(Some records)
____________________
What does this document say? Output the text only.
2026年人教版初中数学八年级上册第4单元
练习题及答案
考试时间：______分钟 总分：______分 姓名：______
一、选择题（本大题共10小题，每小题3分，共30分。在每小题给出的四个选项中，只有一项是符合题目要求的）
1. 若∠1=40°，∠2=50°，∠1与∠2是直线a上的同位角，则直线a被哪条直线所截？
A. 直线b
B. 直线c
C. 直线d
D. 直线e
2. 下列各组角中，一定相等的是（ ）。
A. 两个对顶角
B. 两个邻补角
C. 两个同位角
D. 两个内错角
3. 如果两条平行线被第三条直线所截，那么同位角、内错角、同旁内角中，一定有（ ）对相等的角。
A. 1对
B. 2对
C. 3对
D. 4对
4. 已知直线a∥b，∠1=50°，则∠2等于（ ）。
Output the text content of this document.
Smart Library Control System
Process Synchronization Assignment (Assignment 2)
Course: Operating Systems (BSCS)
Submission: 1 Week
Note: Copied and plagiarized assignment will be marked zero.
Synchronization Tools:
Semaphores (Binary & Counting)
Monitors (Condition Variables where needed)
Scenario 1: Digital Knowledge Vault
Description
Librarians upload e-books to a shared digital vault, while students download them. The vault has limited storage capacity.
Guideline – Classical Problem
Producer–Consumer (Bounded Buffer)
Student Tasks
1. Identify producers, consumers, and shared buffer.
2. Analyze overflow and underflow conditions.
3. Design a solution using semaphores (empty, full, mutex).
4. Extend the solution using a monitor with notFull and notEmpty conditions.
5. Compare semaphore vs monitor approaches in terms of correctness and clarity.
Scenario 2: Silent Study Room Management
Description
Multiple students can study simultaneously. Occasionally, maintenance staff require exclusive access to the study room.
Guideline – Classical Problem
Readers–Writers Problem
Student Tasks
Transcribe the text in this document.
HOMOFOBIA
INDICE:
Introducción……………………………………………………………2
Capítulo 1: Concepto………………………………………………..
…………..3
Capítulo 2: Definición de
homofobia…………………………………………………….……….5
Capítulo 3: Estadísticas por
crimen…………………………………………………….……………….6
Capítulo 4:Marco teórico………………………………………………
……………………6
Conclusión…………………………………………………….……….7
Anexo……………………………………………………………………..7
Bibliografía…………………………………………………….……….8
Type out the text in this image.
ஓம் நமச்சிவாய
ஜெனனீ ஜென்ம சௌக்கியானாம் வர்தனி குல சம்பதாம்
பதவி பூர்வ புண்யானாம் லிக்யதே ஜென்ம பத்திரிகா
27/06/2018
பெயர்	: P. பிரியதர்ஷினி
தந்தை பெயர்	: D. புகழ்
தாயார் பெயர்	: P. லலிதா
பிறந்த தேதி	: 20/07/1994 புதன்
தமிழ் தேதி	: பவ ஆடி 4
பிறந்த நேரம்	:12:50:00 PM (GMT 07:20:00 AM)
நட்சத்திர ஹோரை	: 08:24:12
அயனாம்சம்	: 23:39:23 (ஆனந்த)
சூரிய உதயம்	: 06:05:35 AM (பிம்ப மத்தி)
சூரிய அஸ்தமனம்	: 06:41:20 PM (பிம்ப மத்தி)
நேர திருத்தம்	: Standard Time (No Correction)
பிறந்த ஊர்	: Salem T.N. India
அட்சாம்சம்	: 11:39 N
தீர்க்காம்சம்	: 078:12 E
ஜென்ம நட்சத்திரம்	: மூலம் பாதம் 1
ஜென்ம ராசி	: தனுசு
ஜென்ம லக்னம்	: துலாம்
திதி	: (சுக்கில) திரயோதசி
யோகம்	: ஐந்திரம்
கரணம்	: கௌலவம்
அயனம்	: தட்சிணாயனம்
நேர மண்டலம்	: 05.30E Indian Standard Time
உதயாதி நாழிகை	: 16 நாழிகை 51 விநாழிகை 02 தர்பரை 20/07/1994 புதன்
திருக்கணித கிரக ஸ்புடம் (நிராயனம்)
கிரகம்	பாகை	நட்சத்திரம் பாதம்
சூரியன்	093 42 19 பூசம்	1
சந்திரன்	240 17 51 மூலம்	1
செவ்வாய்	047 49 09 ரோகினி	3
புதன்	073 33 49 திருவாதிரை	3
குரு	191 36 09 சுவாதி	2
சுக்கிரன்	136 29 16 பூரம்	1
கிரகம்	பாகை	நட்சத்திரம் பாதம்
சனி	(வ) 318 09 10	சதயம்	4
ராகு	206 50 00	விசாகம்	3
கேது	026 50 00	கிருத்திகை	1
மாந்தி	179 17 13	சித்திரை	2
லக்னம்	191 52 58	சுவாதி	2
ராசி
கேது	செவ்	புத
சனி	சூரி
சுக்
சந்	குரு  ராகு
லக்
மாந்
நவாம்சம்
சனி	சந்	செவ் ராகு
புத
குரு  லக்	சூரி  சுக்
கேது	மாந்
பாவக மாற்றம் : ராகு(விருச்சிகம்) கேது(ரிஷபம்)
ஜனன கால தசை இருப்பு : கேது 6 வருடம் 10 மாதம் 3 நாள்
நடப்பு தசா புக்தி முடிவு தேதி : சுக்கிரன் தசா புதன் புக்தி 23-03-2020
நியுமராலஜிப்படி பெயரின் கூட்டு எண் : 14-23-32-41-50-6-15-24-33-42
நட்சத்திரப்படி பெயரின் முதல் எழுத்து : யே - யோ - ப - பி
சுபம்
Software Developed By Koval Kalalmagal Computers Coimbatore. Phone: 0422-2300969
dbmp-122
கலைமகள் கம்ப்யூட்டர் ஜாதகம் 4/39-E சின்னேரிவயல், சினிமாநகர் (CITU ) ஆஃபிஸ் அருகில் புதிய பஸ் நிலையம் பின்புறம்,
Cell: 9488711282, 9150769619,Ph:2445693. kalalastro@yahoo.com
____________________
WHAT TO WORK ON – All lines that include "Time" are to be gathered and copied.

OUTPUT –
நேர திருத்தம்	: Standard Time (No Correction)
நேர மண்டலம்	: 05.30E Indian Standard Time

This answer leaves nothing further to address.